- _DIRECTIONS_:
Convert every line of the records below into a numbered list, skipping blank lines and leaving out the pictures.

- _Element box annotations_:
_ _ _ _ _
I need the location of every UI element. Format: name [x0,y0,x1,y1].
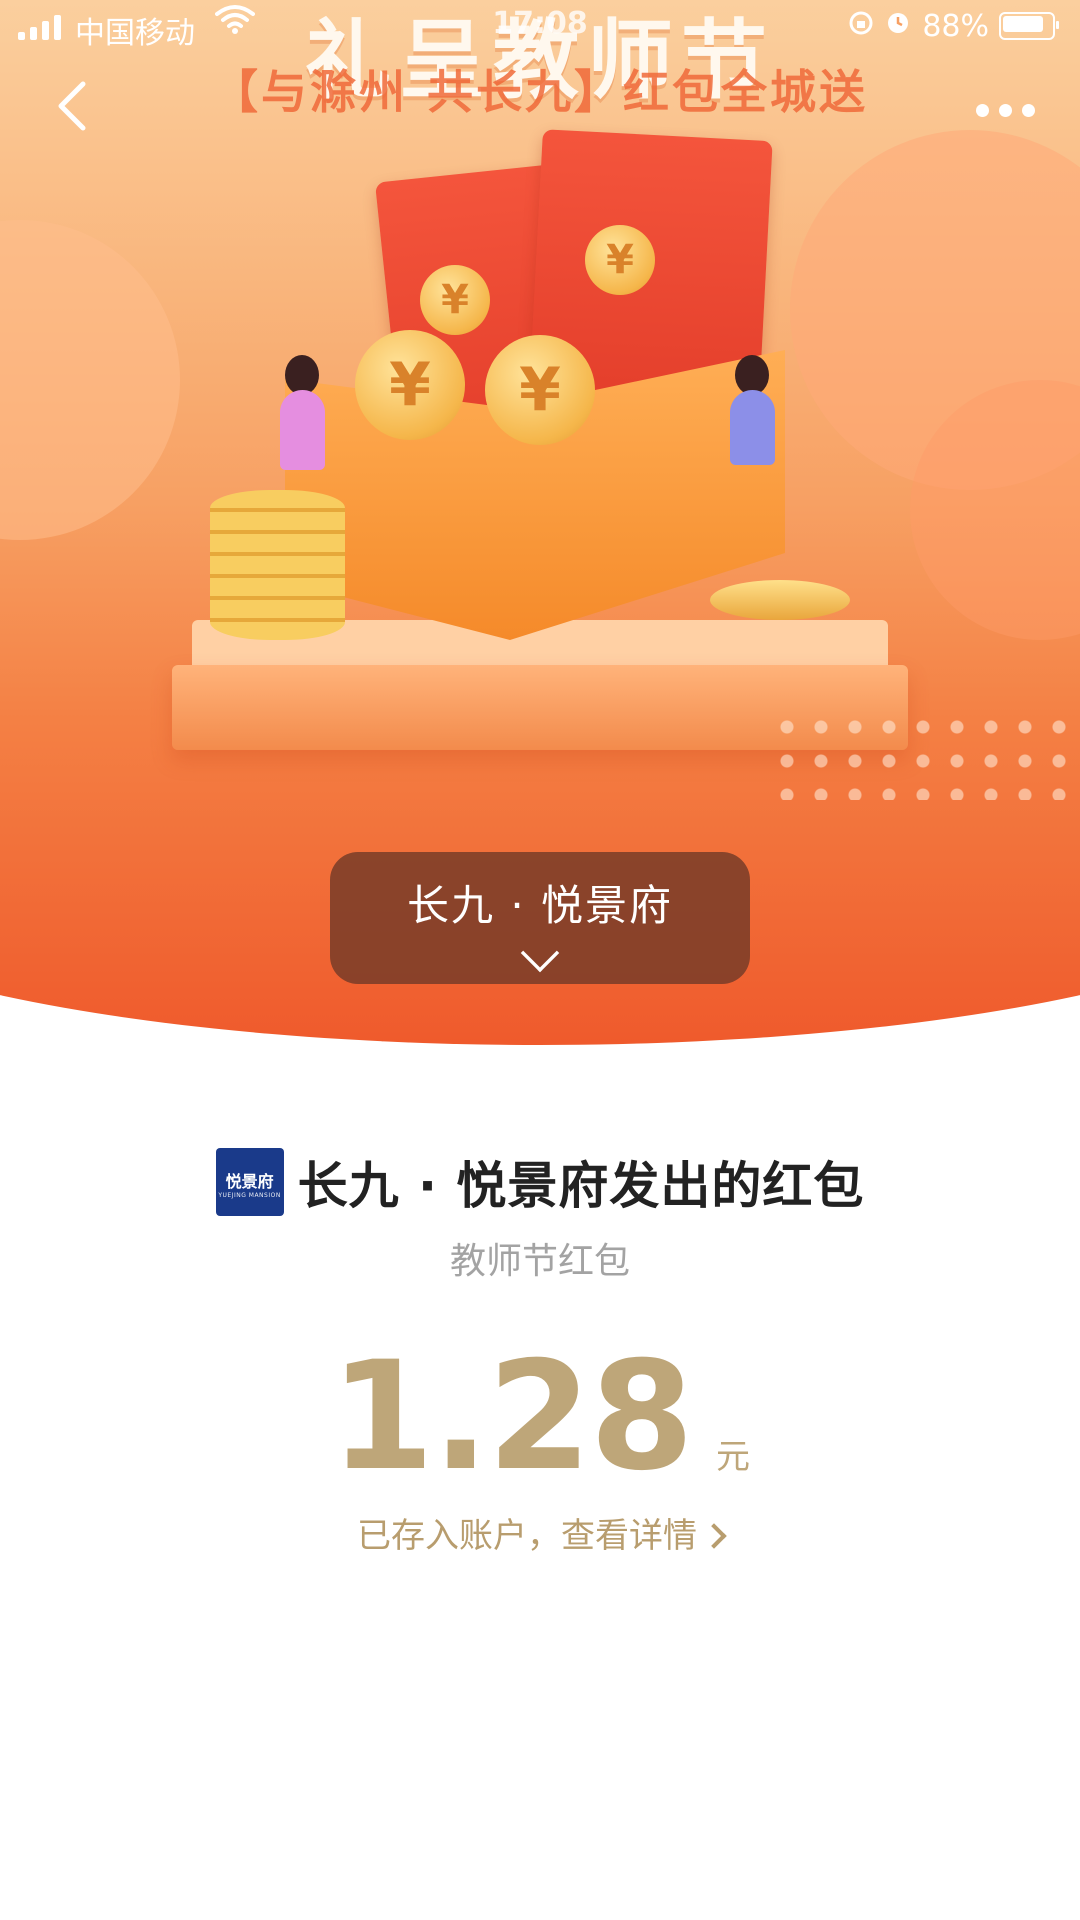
coin-icon: ¥ [485,335,595,445]
battery-icon [999,12,1059,40]
background-blob [0,220,180,540]
amount-unit: 元 [716,1437,751,1477]
person-illustration [730,390,775,465]
coin-icon: ¥ [355,330,465,440]
sender-header: 悦景府 YUEJING MANSION 长九 · 悦景府发出的红包 [0,1146,1080,1218]
sender-logo: 悦景府 YUEJING MANSION [215,1148,284,1216]
chevron-right-icon [701,1522,727,1549]
packet-subtitle: 教师节红包 [449,1241,630,1282]
back-button[interactable] [48,78,98,138]
chevron-down-icon [520,933,560,973]
status-right-group: 88% [848,8,1059,44]
sender-selector[interactable]: 长九 · 悦景府 [330,852,750,984]
more-options-button[interactable] [970,90,1040,130]
logo-subtext: YUEJING MANSION [218,1192,281,1199]
person-head-illustration [285,355,319,395]
coin-icon: ¥ [420,265,490,335]
view-details-label: 已存入账户，查看详情 [357,1516,697,1556]
amount-value: 1.28 [329,1330,694,1504]
person-illustration [280,390,325,470]
logo-text: 悦景府 [225,1172,274,1191]
more-dots-icon [975,103,989,117]
rotation-lock-icon [848,9,874,44]
banner-subtitle: 【与滁州 共长九】红包全城送 [211,65,868,119]
coin-illustration [710,580,850,620]
view-details-link[interactable]: 已存入账户，查看详情 [0,1508,1080,1557]
chevron-left-icon [58,81,86,131]
coin-stack-illustration [210,490,345,640]
amount-display: 1.28 元 [0,1330,1080,1504]
status-bar: 中国移动 17:08 88% [0,0,1080,58]
red-packet-page: 礼呈教师节 【与滁州 共长九】红包全城送 ¥ ¥ ¥ ¥ 中国移动 17:08 … [0,0,1080,1920]
battery-percent: 88% [922,8,989,44]
coin-icon: ¥ [585,225,655,295]
dot-pattern [770,710,1070,800]
sender-title: 长九 · 悦景府发出的红包 [297,1157,865,1215]
sender-selector-label: 长九 · 悦景府 [406,881,674,930]
alarm-icon [884,8,912,44]
person-head-illustration [735,355,769,395]
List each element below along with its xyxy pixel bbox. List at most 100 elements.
_ _ _ _ _
- _WRITTEN REPLY_:
1. I need the location of every UI element. Format: name [x0,y0,x1,y1].
2. coin-icon: ¥ [485,335,595,445]
3. battery-icon [999,12,1059,40]
4. background-blob [0,220,180,540]
5. amount-unit: 元 [716,1437,751,1477]
6. person-illustration [730,390,775,465]
7. coin-icon: ¥ [355,330,465,440]
8. sender-header: 悦景府 YUEJING MANSION 长九 · 悦景府发出的红包 [0,1146,1080,1218]
9. sender-logo: 悦景府 YUEJING MANSION [215,1148,284,1216]
10. chevron-right-icon [701,1522,727,1549]
11. packet-subtitle: 教师节红包 [449,1241,630,1282]
12. back-button[interactable] [48,78,98,138]
13. chevron-down-icon [520,933,560,973]
14. status-right-group: 88% [848,8,1059,44]
15. sender-selector[interactable]: 长九 · 悦景府 [330,852,750,984]
16. more-options-button[interactable] [970,90,1040,130]
17. logo-subtext: YUEJING MANSION [218,1192,281,1199]
18. person-head-illustration [285,355,319,395]
19. coin-icon: ¥ [420,265,490,335]
20. view-details-label: 已存入账户，查看详情 [357,1516,697,1556]
21. amount-value: 1.28 [329,1330,694,1504]
22. person-illustration [280,390,325,470]
23. logo-text: 悦景府 [225,1172,274,1191]
24. more-dots-icon [975,103,989,117]
25. rotation-lock-icon [848,9,874,44]
26. banner-subtitle: 【与滁州 共长九】红包全城送 [211,65,868,119]
27. coin-illustration [710,580,850,620]
28. view-details-link[interactable]: 已存入账户，查看详情 [0,1508,1080,1557]
29. chevron-left-icon [58,81,86,131]
30. coin-stack-illustration [210,490,345,640]
31. amount-display: 1.28 元 [0,1330,1080,1504]
32. status-bar: 中国移动 17:08 88% [0,0,1080,58]
33. red-packet-page: 礼呈教师节 【与滁州 共长九】红包全城送 ¥ ¥ ¥ ¥ 中国移动 17:08 … [0,0,1080,1920]
34. battery-percent: 88% [922,8,989,44]
35. coin-icon: ¥ [585,225,655,295]
36. dot-pattern [770,710,1070,800]
37. sender-title: 长九 · 悦景府发出的红包 [297,1157,865,1215]
38. sender-selector-label: 长九 · 悦景府 [406,881,674,930]
39. alarm-icon [884,8,912,44]
40. person-head-illustration [735,355,769,395]
41. List each element below along with its xyxy pixel bbox. List at most 100 elements.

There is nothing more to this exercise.